(Raw records)

################

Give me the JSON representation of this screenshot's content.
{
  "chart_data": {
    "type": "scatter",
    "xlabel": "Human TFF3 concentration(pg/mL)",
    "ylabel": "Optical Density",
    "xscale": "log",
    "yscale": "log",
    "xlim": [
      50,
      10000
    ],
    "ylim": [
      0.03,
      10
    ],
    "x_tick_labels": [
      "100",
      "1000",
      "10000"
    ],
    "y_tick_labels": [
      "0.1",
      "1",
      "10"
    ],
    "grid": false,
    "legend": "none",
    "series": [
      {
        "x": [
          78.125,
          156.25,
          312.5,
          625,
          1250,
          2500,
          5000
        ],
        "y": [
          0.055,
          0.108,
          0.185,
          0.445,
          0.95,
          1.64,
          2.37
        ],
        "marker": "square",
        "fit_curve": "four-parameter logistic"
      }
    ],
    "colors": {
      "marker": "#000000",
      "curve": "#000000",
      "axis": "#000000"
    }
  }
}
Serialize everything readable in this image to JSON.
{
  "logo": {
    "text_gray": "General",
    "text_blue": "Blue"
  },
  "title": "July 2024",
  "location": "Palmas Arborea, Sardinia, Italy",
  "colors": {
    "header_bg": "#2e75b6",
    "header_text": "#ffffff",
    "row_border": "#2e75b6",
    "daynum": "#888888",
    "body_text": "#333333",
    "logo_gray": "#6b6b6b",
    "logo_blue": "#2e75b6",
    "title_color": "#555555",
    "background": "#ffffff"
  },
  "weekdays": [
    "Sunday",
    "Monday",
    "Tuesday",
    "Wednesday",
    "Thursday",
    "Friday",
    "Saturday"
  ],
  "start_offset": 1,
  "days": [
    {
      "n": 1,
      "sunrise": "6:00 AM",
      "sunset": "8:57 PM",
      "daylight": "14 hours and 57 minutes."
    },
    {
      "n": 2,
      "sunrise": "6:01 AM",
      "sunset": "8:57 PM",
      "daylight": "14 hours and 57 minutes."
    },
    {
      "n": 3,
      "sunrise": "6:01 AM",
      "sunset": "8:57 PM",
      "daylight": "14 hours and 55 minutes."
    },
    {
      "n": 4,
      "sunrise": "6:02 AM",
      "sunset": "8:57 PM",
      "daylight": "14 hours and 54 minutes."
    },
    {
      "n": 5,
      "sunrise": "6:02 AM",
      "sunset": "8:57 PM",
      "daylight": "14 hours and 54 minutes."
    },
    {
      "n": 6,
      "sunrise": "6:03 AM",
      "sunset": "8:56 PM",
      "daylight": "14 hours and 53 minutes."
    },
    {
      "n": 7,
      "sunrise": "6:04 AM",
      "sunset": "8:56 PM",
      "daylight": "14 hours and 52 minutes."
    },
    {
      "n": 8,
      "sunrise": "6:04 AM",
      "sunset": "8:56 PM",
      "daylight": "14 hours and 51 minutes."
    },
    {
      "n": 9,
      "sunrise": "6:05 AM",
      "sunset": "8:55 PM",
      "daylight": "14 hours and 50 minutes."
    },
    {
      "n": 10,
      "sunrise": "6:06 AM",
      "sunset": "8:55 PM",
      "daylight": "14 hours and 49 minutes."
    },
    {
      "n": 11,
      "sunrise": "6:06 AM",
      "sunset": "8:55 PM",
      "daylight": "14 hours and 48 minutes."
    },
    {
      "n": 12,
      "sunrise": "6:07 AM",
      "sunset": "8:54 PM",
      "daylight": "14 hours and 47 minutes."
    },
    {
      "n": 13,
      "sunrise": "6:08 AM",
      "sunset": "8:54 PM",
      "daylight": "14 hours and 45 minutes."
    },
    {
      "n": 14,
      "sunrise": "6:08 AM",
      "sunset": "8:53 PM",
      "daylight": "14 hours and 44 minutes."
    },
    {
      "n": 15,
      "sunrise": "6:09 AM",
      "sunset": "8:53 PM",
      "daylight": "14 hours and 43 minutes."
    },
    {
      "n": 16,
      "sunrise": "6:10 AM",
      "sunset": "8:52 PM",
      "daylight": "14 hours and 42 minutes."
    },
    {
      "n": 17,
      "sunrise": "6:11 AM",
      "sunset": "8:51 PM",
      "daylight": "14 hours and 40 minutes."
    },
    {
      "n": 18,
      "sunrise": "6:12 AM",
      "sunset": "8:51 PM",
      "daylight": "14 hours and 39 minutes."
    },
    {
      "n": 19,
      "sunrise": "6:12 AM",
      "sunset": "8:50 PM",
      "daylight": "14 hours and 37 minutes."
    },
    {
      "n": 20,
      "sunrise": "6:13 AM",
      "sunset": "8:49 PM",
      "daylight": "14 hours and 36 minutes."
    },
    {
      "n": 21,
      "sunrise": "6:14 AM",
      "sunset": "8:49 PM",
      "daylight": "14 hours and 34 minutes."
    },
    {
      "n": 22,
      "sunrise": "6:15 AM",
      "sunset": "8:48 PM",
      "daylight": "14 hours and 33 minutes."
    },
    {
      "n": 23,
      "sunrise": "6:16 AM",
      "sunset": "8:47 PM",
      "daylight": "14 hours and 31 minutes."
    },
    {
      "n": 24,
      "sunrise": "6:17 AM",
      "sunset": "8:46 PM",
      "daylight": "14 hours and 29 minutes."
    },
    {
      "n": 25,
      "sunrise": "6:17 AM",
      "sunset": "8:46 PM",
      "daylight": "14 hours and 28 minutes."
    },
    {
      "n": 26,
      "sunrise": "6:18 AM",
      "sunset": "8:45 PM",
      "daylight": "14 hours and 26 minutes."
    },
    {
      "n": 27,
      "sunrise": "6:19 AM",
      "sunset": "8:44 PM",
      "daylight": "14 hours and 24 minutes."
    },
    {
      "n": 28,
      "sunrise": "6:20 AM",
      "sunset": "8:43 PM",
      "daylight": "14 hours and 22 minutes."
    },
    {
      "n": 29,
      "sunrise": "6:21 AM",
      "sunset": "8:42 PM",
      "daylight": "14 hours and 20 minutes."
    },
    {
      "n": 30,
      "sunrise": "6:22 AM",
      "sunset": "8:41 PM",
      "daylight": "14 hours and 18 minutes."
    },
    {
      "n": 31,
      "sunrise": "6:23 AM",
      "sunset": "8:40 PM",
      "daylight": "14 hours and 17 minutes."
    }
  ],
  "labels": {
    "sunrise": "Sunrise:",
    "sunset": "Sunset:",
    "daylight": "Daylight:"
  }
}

################

# STATED EXERCISE
Type out the full listing again, exactly as given.

# WRITTEN ANSWER
Give me the JSON representation of this screenshot's content.
{
  "chart_data": {
    "type": "scatter",
    "xlabel": "Human TFF3 concentration(pg/mL)",
    "ylabel": "Optical Density",
    "xscale": "log",
    "yscale": "log",
    "xlim": [
      50,
      10000
    ],
    "ylim": [
      0.03,
      10
    ],
    "x_tick_labels": [
      "100",
      "1000",
      "10000"
    ],
    "y_tick_labels": [
      "0.1",
      "1",
      "10"
    ],
    "grid": false,
    "legend": "none",
    "series": [
      {
        "x": [
          78.125,
          156.25,
          312.5,
          625,
          1250,
          2500,
          5000
        ],
        "y": [
          0.055,
          0.108,
          0.185,
          0.445,
          0.95,
          1.64,
          2.37
        ],
        "marker": "square",
        "fit_curve": "four-parameter logistic"
      }
    ],
    "colors": {
      "marker": "#000000",
      "curve": "#000000",
      "axis": "#000000"
    }
  }
}
Serialize everything readable in this image to JSON.
{
  "logo": {
    "text_gray": "General",
    "text_blue": "Blue"
  },
  "title": "July 2024",
  "location": "Palmas Arborea, Sardinia, Italy",
  "colors": {
    "header_bg": "#2e75b6",
    "header_text": "#ffffff",
    "row_border": "#2e75b6",
    "daynum": "#888888",
    "body_text": "#333333",
    "logo_gray": "#6b6b6b",
    "logo_blue": "#2e75b6",
    "title_color": "#555555",
    "background": "#ffffff"
  },
  "weekdays": [
    "Sunday",
    "Monday",
    "Tuesday",
    "Wednesday",
    "Thursday",
    "Friday",
    "Saturday"
  ],
  "start_offset": 1,
  "days": [
    {
      "n": 1,
      "sunrise": "6:00 AM",
      "sunset": "8:57 PM",
      "daylight": "14 hours and 57 minutes."
    },
    {
      "n": 2,
      "sunrise": "6:01 AM",
      "sunset": "8:57 PM",
      "daylight": "14 hours and 57 minutes."
    },
    {
      "n": 3,
      "sunrise": "6:01 AM",
      "sunset": "8:57 PM",
      "daylight": "14 hours and 55 minutes."
    },
    {
      "n": 4,
      "sunrise": "6:02 AM",
      "sunset": "8:57 PM",
      "daylight": "14 hours and 54 minutes."
    },
    {
      "n": 5,
      "sunrise": "6:02 AM",
      "sunset": "8:57 PM",
      "daylight": "14 hours and 54 minutes."
    },
    {
      "n": 6,
      "sunrise": "6:03 AM",
      "sunset": "8:56 PM",
      "daylight": "14 hours and 53 minutes."
    },
    {
      "n": 7,
      "sunrise": "6:04 AM",
      "sunset": "8:56 PM",
      "daylight": "14 hours and 52 minutes."
    },
    {
      "n": 8,
      "sunrise": "6:04 AM",
      "sunset": "8:56 PM",
      "daylight": "14 hours and 51 minutes."
    },
    {
      "n": 9,
      "sunrise": "6:05 AM",
      "sunset": "8:55 PM",
      "daylight": "14 hours and 50 minutes."
    },
    {
      "n": 10,
      "sunrise": "6:06 AM",
      "sunset": "8:55 PM",
      "daylight": "14 hours and 49 minutes."
    },
    {
      "n": 11,
      "sunrise": "6:06 AM",
      "sunset": "8:55 PM",
      "daylight": "14 hours and 48 minutes."
    },
    {
      "n": 12,
      "sunrise": "6:07 AM",
      "sunset": "8:54 PM",
      "daylight": "14 hours and 47 minutes."
    },
    {
      "n": 13,
      "sunrise": "6:08 AM",
      "sunset": "8:54 PM",
      "daylight": "14 hours and 45 minutes."
    },
    {
      "n": 14,
      "sunrise": "6:08 AM",
      "sunset": "8:53 PM",
      "daylight": "14 hours and 44 minutes."
    },
    {
      "n": 15,
      "sunrise": "6:09 AM",
      "sunset": "8:53 PM",
      "daylight": "14 hours and 43 minutes."
    },
    {
      "n": 16,
      "sunrise": "6:10 AM",
      "sunset": "8:52 PM",
      "daylight": "14 hours and 42 minutes."
    },
    {
      "n": 17,
      "sunrise": "6:11 AM",
      "sunset": "8:51 PM",
      "daylight": "14 hours and 40 minutes."
    },
    {
      "n": 18,
      "sunrise": "6:12 AM",
      "sunset": "8:51 PM",
      "daylight": "14 hours and 39 minutes."
    },
    {
      "n": 19,
      "sunrise": "6:12 AM",
      "sunset": "8:50 PM",
      "daylight": "14 hours and 37 minutes."
    },
    {
      "n": 20,
      "sunrise": "6:13 AM",
      "sunset": "8:49 PM",
      "daylight": "14 hours and 36 minutes."
    },
    {
      "n": 21,
      "sunrise": "6:14 AM",
      "sunset": "8:49 PM",
      "daylight": "14 hours and 34 minutes."
    },
    {
      "n": 22,
      "sunrise": "6:15 AM",
      "sunset": "8:48 PM",
      "daylight": "14 hours and 33 minutes."
    },
    {
      "n": 23,
      "sunrise": "6:16 AM",
      "sunset": "8:47 PM",
      "daylight": "14 hours and 31 minutes."
    },
    {
      "n": 24,
      "sunrise": "6:17 AM",
      "sunset": "8:46 PM",
      "daylight": "14 hours and 29 minutes."
    },
    {
      "n": 25,
      "sunrise": "6:17 AM",
      "sunset": "8:46 PM",
      "daylight": "14 hours and 28 minutes."
    },
    {
      "n": 26,
      "sunrise": "6:18 AM",
      "sunset": "8:45 PM",
      "daylight": "14 hours and 26 minutes."
    },
    {
      "n": 27,
      "sunrise": "6:19 AM",
      "sunset": "8:44 PM",
      "daylight": "14 hours and 24 minutes."
    },
    {
      "n": 28,
      "sunrise": "6:20 AM",
      "sunset": "8:43 PM",
      "daylight": "14 hours and 22 minutes."
    },
    {
      "n": 29,
      "sunrise": "6:21 AM",
      "sunset": "8:42 PM",
      "daylight": "14 hours and 20 minutes."
    },
    {
      "n": 30,
      "sunrise": "6:22 AM",
      "sunset": "8:41 PM",
      "daylight": "14 hours and 18 minutes."
    },
    {
      "n": 31,
      "sunrise": "6:23 AM",
      "sunset": "8:40 PM",
      "daylight": "14 hours and 17 minutes."
    }
  ],
  "labels": {
    "sunrise": "Sunrise:",
    "sunset": "Sunset:",
    "daylight": "Daylight:"
  }
}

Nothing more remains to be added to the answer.